▶ Dataset extract:

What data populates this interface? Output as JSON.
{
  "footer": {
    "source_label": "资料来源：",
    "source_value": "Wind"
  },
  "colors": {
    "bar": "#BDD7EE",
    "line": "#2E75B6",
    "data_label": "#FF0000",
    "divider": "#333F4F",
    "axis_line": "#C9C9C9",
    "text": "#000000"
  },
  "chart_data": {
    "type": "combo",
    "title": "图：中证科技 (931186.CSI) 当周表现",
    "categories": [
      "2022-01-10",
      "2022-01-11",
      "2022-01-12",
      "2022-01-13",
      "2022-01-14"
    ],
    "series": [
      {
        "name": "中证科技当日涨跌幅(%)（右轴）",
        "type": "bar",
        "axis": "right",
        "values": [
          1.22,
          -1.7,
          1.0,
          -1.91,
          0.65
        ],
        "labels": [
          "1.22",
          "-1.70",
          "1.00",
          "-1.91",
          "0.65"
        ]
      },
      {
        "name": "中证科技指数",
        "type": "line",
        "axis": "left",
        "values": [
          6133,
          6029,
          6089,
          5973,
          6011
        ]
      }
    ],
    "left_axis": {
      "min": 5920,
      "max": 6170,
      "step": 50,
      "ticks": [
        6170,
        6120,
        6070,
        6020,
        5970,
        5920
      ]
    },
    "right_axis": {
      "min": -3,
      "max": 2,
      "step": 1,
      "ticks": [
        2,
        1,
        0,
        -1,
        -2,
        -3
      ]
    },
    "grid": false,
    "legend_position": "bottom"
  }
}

▶ Written problem:
Extract every entry in the listing word for word.

▶ Exercise solution:
What data populates this interface? Output as JSON.
{
  "footer": {
    "source_label": "资料来源：",
    "source_value": "Wind"
  },
  "colors": {
    "bar": "#BDD7EE",
    "line": "#2E75B6",
    "data_label": "#FF0000",
    "divider": "#333F4F",
    "axis_line": "#C9C9C9",
    "text": "#000000"
  },
  "chart_data": {
    "type": "combo",
    "title": "图：中证科技 (931186.CSI) 当周表现",
    "categories": [
      "2022-01-10",
      "2022-01-11",
      "2022-01-12",
      "2022-01-13",
      "2022-01-14"
    ],
    "series": [
      {
        "name": "中证科技当日涨跌幅(%)（右轴）",
        "type": "bar",
        "axis": "right",
        "values": [
          1.22,
          -1.7,
          1.0,
          -1.91,
          0.65
        ],
        "labels": [
          "1.22",
          "-1.70",
          "1.00",
          "-1.91",
          "0.65"
        ]
      },
      {
        "name": "中证科技指数",
        "type": "line",
        "axis": "left",
        "values": [
          6133,
          6029,
          6089,
          5973,
          6011
        ]
      }
    ],
    "left_axis": {
      "min": 5920,
      "max": 6170,
      "step": 50,
      "ticks": [
        6170,
        6120,
        6070,
        6020,
        5970,
        5920
      ]
    },
    "right_axis": {
      "min": -3,
      "max": 2,
      "step": 1,
      "ticks": [
        2,
        1,
        0,
        -1,
        -2,
        -3
      ]
    },
    "grid": false,
    "legend_position": "bottom"
  }
}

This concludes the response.